▸ RECORDS TO PROCESS:
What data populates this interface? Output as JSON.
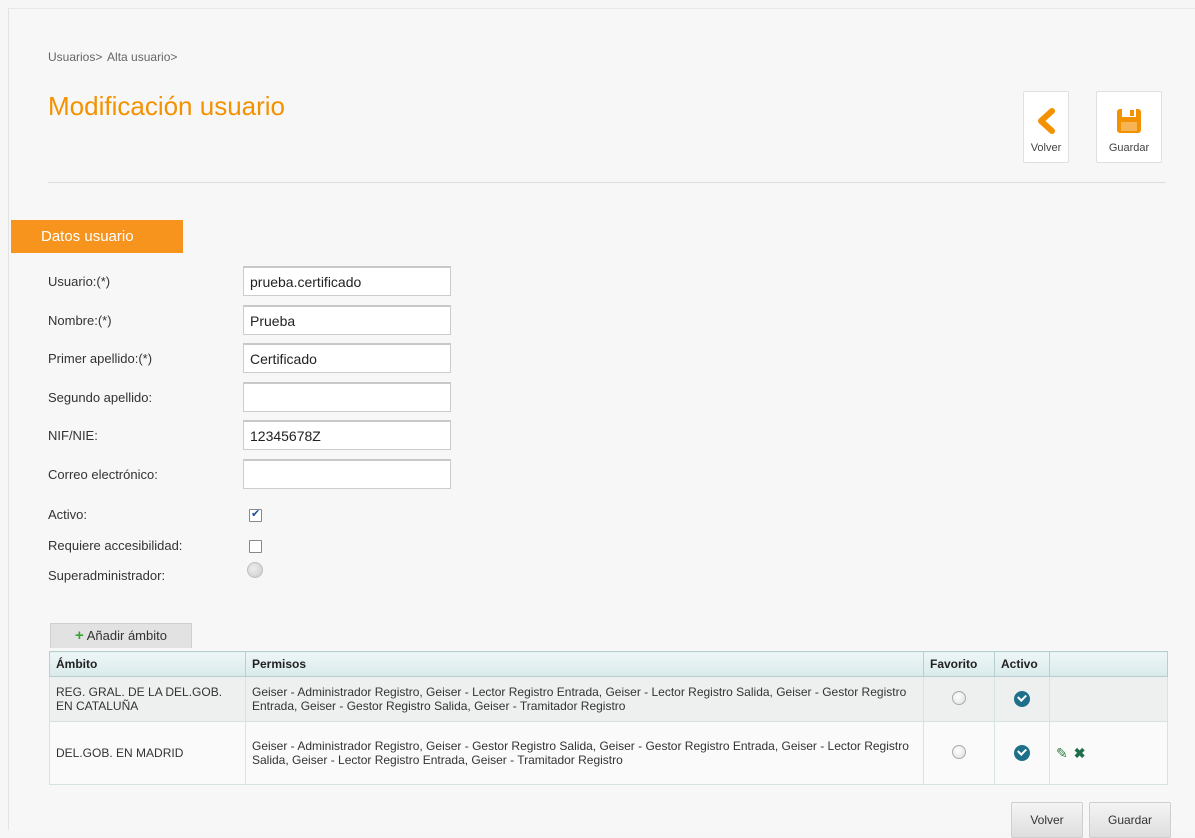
{
  "breadcrumb": [
    "Usuarios>",
    "Alta usuario>"
  ],
  "page_title": "Modificación usuario",
  "toolbar": {
    "back_label": "Volver",
    "save_label": "Guardar"
  },
  "section_title": "Datos usuario",
  "fields": [
    {
      "label": "Usuario:(*)",
      "value": "prueba.certificado"
    },
    {
      "label": "Nombre:(*)",
      "value": "Prueba"
    },
    {
      "label": "Primer apellido:(*)",
      "value": "Certificado"
    },
    {
      "label": "Segundo apellido:",
      "value": ""
    },
    {
      "label": "NIF/NIE:",
      "value": "12345678Z"
    },
    {
      "label": "Correo electrónico:",
      "value": ""
    }
  ],
  "checks": [
    {
      "label": "Activo:",
      "checked": true
    },
    {
      "label": "Requiere accesibilidad:",
      "checked": false
    }
  ],
  "superadmin_label": "Superadministrador:",
  "add_scope_label": "Añadir ámbito",
  "table": {
    "headers": [
      "Ámbito",
      "Permisos",
      "Favorito",
      "Activo",
      ""
    ],
    "rows": [
      {
        "ambito": "REG. GRAL. DE LA DEL.GOB. EN CATALUÑA",
        "permisos": "Geiser - Administrador Registro, Geiser - Lector Registro Entrada, Geiser - Lector Registro Salida, Geiser - Gestor Registro Entrada, Geiser - Gestor Registro Salida, Geiser - Tramitador Registro"
      },
      {
        "ambito": "DEL.GOB. EN MADRID",
        "permisos": "Geiser - Administrador Registro, Geiser - Gestor Registro Salida, Geiser - Gestor Registro Entrada, Geiser - Lector Registro Salida, Geiser - Lector Registro Entrada, Geiser - Tramitador Registro"
      }
    ]
  },
  "bottom": {
    "back_label": "Volver",
    "save_label": "Guardar"
  },
  "colors": {
    "accent": "#f39200",
    "tab": "#f7941d",
    "active_icon": "#1e6f8a"
  }
}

▸ PROBLEM: In the material above, how many lines hold the word "Lector"? Say only the number.

▸ EXERCISE OUTPUT: 2